WHAT IS BEING ASKED: Set out every line bearing the string "icon".

## START

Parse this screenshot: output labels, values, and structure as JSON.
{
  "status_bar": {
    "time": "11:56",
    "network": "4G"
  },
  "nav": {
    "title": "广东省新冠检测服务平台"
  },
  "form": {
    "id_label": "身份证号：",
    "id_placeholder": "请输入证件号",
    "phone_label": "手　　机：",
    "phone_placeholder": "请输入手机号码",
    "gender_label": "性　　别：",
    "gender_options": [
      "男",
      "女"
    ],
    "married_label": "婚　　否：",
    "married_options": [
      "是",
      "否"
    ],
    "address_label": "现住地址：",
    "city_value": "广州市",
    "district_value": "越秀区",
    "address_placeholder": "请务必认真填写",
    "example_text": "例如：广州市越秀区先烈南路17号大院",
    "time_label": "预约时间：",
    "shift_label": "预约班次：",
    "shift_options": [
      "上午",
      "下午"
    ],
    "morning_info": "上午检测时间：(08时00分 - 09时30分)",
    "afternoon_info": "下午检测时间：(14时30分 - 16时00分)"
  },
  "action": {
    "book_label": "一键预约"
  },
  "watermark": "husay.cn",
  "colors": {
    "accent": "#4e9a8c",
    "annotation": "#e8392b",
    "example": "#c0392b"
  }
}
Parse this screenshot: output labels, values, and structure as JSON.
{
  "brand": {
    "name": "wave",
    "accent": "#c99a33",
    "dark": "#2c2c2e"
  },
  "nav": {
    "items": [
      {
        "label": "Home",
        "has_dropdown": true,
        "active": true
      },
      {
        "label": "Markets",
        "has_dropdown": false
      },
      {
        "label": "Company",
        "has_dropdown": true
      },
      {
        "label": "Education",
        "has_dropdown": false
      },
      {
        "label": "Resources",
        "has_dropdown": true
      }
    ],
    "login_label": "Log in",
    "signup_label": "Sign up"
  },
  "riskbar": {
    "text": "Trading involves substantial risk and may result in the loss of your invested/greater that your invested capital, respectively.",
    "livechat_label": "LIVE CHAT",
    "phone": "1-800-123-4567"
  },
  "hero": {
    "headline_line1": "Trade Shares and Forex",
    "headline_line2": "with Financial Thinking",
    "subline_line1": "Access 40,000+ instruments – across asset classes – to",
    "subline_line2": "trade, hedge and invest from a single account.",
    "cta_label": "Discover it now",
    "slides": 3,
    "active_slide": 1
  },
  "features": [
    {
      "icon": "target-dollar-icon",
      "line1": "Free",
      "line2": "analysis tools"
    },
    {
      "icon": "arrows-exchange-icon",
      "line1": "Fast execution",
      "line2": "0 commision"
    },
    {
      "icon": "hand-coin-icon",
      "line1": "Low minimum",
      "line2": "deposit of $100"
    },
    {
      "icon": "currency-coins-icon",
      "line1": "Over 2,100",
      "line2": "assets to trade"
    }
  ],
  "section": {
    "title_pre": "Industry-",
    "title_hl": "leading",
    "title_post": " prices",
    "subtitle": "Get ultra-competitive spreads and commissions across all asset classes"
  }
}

## END

EXERCISE OUTPUT:
      "icon": "target-dollar-icon",
      "icon": "arrows-exchange-icon",
      "icon": "hand-coin-icon",
      "icon": "currency-coins-icon",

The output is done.